* begin *

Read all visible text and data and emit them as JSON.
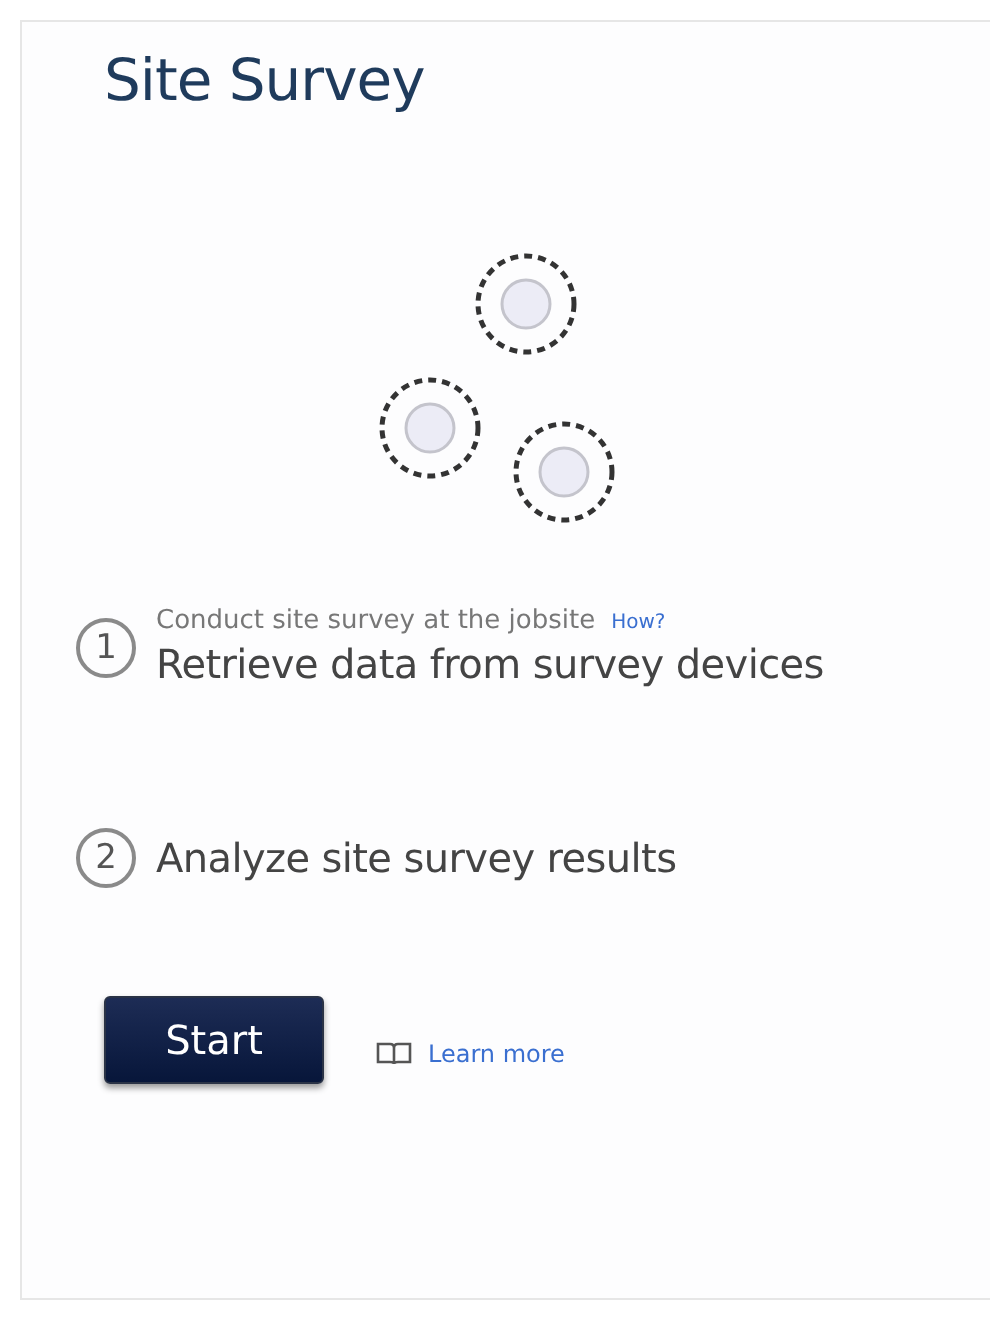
{
  "panel": {
    "title": "Site Survey"
  },
  "steps": [
    {
      "number": "1",
      "hint": "Conduct site survey at the jobsite",
      "hint_link": "How?",
      "label": "Retrieve data from survey devices"
    },
    {
      "number": "2",
      "label": "Analyze site survey results"
    }
  ],
  "actions": {
    "button": "Start",
    "link": "Learn more"
  }
}
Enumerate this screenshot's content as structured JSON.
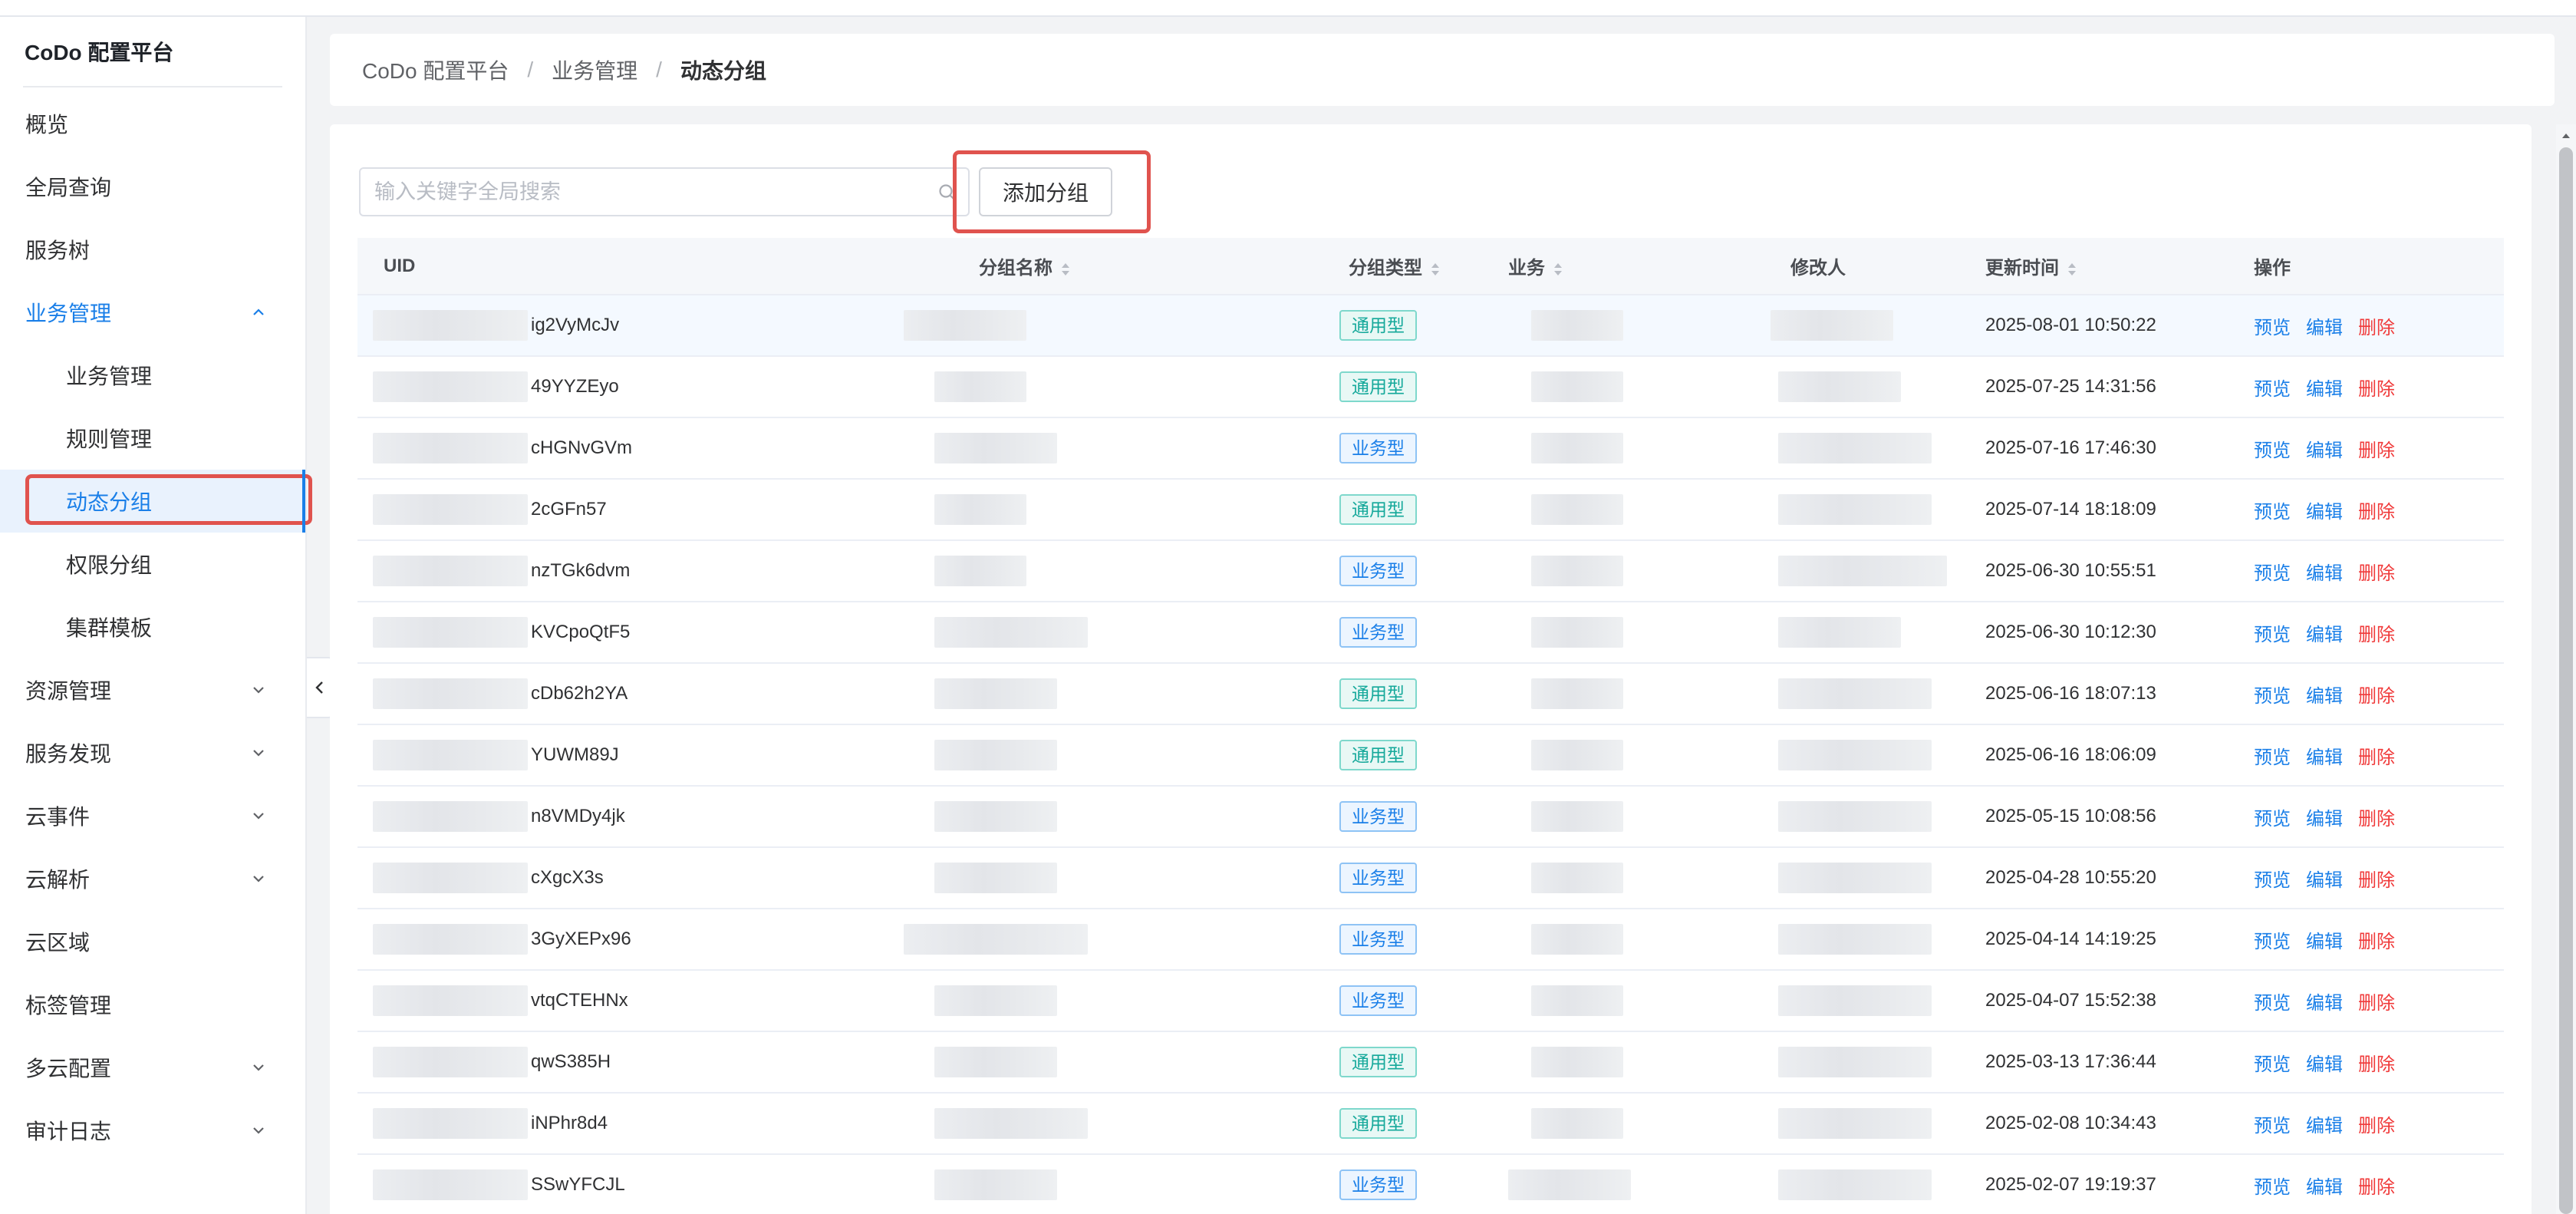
{
  "app": {
    "title": "CoDo 配置平台"
  },
  "sidebar": {
    "items": [
      {
        "label": "概览",
        "expandable": false
      },
      {
        "label": "全局查询",
        "expandable": false
      },
      {
        "label": "服务树",
        "expandable": false
      },
      {
        "label": "业务管理",
        "expandable": true,
        "expanded": true,
        "children": [
          {
            "label": "业务管理"
          },
          {
            "label": "规则管理"
          },
          {
            "label": "动态分组",
            "selected": true
          },
          {
            "label": "权限分组"
          },
          {
            "label": "集群模板"
          }
        ]
      },
      {
        "label": "资源管理",
        "expandable": true
      },
      {
        "label": "服务发现",
        "expandable": true
      },
      {
        "label": "云事件",
        "expandable": true
      },
      {
        "label": "云解析",
        "expandable": true
      },
      {
        "label": "云区域",
        "expandable": false
      },
      {
        "label": "标签管理",
        "expandable": false
      },
      {
        "label": "多云配置",
        "expandable": true
      },
      {
        "label": "审计日志",
        "expandable": true
      }
    ]
  },
  "breadcrumb": [
    "CoDo 配置平台",
    "业务管理",
    "动态分组"
  ],
  "toolbar": {
    "search_placeholder": "输入关键字全局搜索",
    "search_value": "",
    "add_button_label": "添加分组"
  },
  "table": {
    "columns": [
      {
        "label": "UID",
        "sortable": false
      },
      {
        "label": "分组名称",
        "sortable": true
      },
      {
        "label": "分组类型",
        "sortable": true
      },
      {
        "label": "业务",
        "sortable": true
      },
      {
        "label": "修改人",
        "sortable": false
      },
      {
        "label": "更新时间",
        "sortable": true
      },
      {
        "label": "操作",
        "sortable": false
      }
    ],
    "actions": {
      "preview": "预览",
      "edit": "编辑",
      "delete": "删除"
    },
    "type_labels": {
      "generic": "通用型",
      "business": "业务型"
    },
    "rows": [
      {
        "uid_suffix": "ig2VyMcJv",
        "type": "通用型",
        "updated": "2025-08-01 10:50:22"
      },
      {
        "uid_suffix": "49YYZEyo",
        "type": "通用型",
        "updated": "2025-07-25 14:31:56"
      },
      {
        "uid_suffix": "cHGNvGVm",
        "type": "业务型",
        "updated": "2025-07-16 17:46:30"
      },
      {
        "uid_suffix": "2cGFn57",
        "type": "通用型",
        "updated": "2025-07-14 18:18:09"
      },
      {
        "uid_suffix": "nzTGk6dvm",
        "type": "业务型",
        "updated": "2025-06-30 10:55:51"
      },
      {
        "uid_suffix": "KVCpoQtF5",
        "type": "业务型",
        "updated": "2025-06-30 10:12:30"
      },
      {
        "uid_suffix": "cDb62h2YA",
        "type": "通用型",
        "updated": "2025-06-16 18:07:13"
      },
      {
        "uid_suffix": "YUWM89J",
        "type": "通用型",
        "updated": "2025-06-16 18:06:09"
      },
      {
        "uid_suffix": "n8VMDy4jk",
        "type": "业务型",
        "updated": "2025-05-15 10:08:56"
      },
      {
        "uid_suffix": "cXgcX3s",
        "type": "业务型",
        "updated": "2025-04-28 10:55:20"
      },
      {
        "uid_suffix": "3GyXEPx96",
        "type": "业务型",
        "updated": "2025-04-14 14:19:25"
      },
      {
        "uid_suffix": "vtqCTEHNx",
        "type": "业务型",
        "updated": "2025-04-07 15:52:38"
      },
      {
        "uid_suffix": "qwS385H",
        "type": "通用型",
        "updated": "2025-03-13 17:36:44"
      },
      {
        "uid_suffix": "iNPhr8d4",
        "type": "通用型",
        "updated": "2025-02-08 10:34:43"
      },
      {
        "uid_suffix": "SSwYFCJL",
        "type": "业务型",
        "updated": "2025-02-07 19:19:37"
      }
    ]
  },
  "colors": {
    "accent": "#1a7fe8",
    "danger": "#f03a3a",
    "highlight_box": "#e0534e",
    "generic_tag": "#14a89a",
    "business_tag": "#1a7fe8"
  },
  "icons": {
    "search": "search-icon",
    "expand": "chevron-down-icon",
    "collapse": "chevron-up-icon",
    "sidebar_collapse": "chevron-left-icon",
    "sort": "sort-caret-icon"
  }
}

* end *

> REQUIRED WORK:
Without the pictures, output the full listing exactly as it stands.

> PROBLEM SOLUTION:
Read all visible text and data and emit them as JSON.
{
  "panel": {
    "title": "Site Survey"
  },
  "steps": [
    {
      "number": "1",
      "hint": "Conduct site survey at the jobsite",
      "hint_link": "How?",
      "label": "Retrieve data from survey devices"
    },
    {
      "number": "2",
      "label": "Analyze site survey results"
    }
  ],
  "actions": {
    "button": "Start",
    "link": "Learn more"
  }
}
Enumerate this screenshot's content as structured JSON.
{
  "app": {
    "title": "CoDo 配置平台"
  },
  "sidebar": {
    "items": [
      {
        "label": "概览",
        "expandable": false
      },
      {
        "label": "全局查询",
        "expandable": false
      },
      {
        "label": "服务树",
        "expandable": false
      },
      {
        "label": "业务管理",
        "expandable": true,
        "expanded": true,
        "children": [
          {
            "label": "业务管理"
          },
          {
            "label": "规则管理"
          },
          {
            "label": "动态分组",
            "selected": true
          },
          {
            "label": "权限分组"
          },
          {
            "label": "集群模板"
          }
        ]
      },
      {
        "label": "资源管理",
        "expandable": true
      },
      {
        "label": "服务发现",
        "expandable": true
      },
      {
        "label": "云事件",
        "expandable": true
      },
      {
        "label": "云解析",
        "expandable": true
      },
      {
        "label": "云区域",
        "expandable": false
      },
      {
        "label": "标签管理",
        "expandable": false
      },
      {
        "label": "多云配置",
        "expandable": true
      },
      {
        "label": "审计日志",
        "expandable": true
      }
    ]
  },
  "breadcrumb": [
    "CoDo 配置平台",
    "业务管理",
    "动态分组"
  ],
  "toolbar": {
    "search_placeholder": "输入关键字全局搜索",
    "search_value": "",
    "add_button_label": "添加分组"
  },
  "table": {
    "columns": [
      {
        "label": "UID",
        "sortable": false
      },
      {
        "label": "分组名称",
        "sortable": true
      },
      {
        "label": "分组类型",
        "sortable": true
      },
      {
        "label": "业务",
        "sortable": true
      },
      {
        "label": "修改人",
        "sortable": false
      },
      {
        "label": "更新时间",
        "sortable": true
      },
      {
        "label": "操作",
        "sortable": false
      }
    ],
    "actions": {
      "preview": "预览",
      "edit": "编辑",
      "delete": "删除"
    },
    "type_labels": {
      "generic": "通用型",
      "business": "业务型"
    },
    "rows": [
      {
        "uid_suffix": "ig2VyMcJv",
        "type": "通用型",
        "updated": "2025-08-01 10:50:22"
      },
      {
        "uid_suffix": "49YYZEyo",
        "type": "通用型",
        "updated": "2025-07-25 14:31:56"
      },
      {
        "uid_suffix": "cHGNvGVm",
        "type": "业务型",
        "updated": "2025-07-16 17:46:30"
      },
      {
        "uid_suffix": "2cGFn57",
        "type": "通用型",
        "updated": "2025-07-14 18:18:09"
      },
      {
        "uid_suffix": "nzTGk6dvm",
        "type": "业务型",
        "updated": "2025-06-30 10:55:51"
      },
      {
        "uid_suffix": "KVCpoQtF5",
        "type": "业务型",
        "updated": "2025-06-30 10:12:30"
      },
      {
        "uid_suffix": "cDb62h2YA",
        "type": "通用型",
        "updated": "2025-06-16 18:07:13"
      },
      {
        "uid_suffix": "YUWM89J",
        "type": "通用型",
        "updated": "2025-06-16 18:06:09"
      },
      {
        "uid_suffix": "n8VMDy4jk",
        "type": "业务型",
        "updated": "2025-05-15 10:08:56"
      },
      {
        "uid_suffix": "cXgcX3s",
        "type": "业务型",
        "updated": "2025-04-28 10:55:20"
      },
      {
        "uid_suffix": "3GyXEPx96",
        "type": "业务型",
        "updated": "2025-04-14 14:19:25"
      },
      {
        "uid_suffix": "vtqCTEHNx",
        "type": "业务型",
        "updated": "2025-04-07 15:52:38"
      },
      {
        "uid_suffix": "qwS385H",
        "type": "通用型",
        "updated": "2025-03-13 17:36:44"
      },
      {
        "uid_suffix": "iNPhr8d4",
        "type": "通用型",
        "updated": "2025-02-08 10:34:43"
      },
      {
        "uid_suffix": "SSwYFCJL",
        "type": "业务型",
        "updated": "2025-02-07 19:19:37"
      }
    ]
  },
  "colors": {
    "accent": "#1a7fe8",
    "danger": "#f03a3a",
    "highlight_box": "#e0534e",
    "generic_tag": "#14a89a",
    "business_tag": "#1a7fe8"
  },
  "icons": {
    "search": "search-icon",
    "expand": "chevron-down-icon",
    "collapse": "chevron-up-icon",
    "sidebar_collapse": "chevron-left-icon",
    "sort": "sort-caret-icon"
  }
}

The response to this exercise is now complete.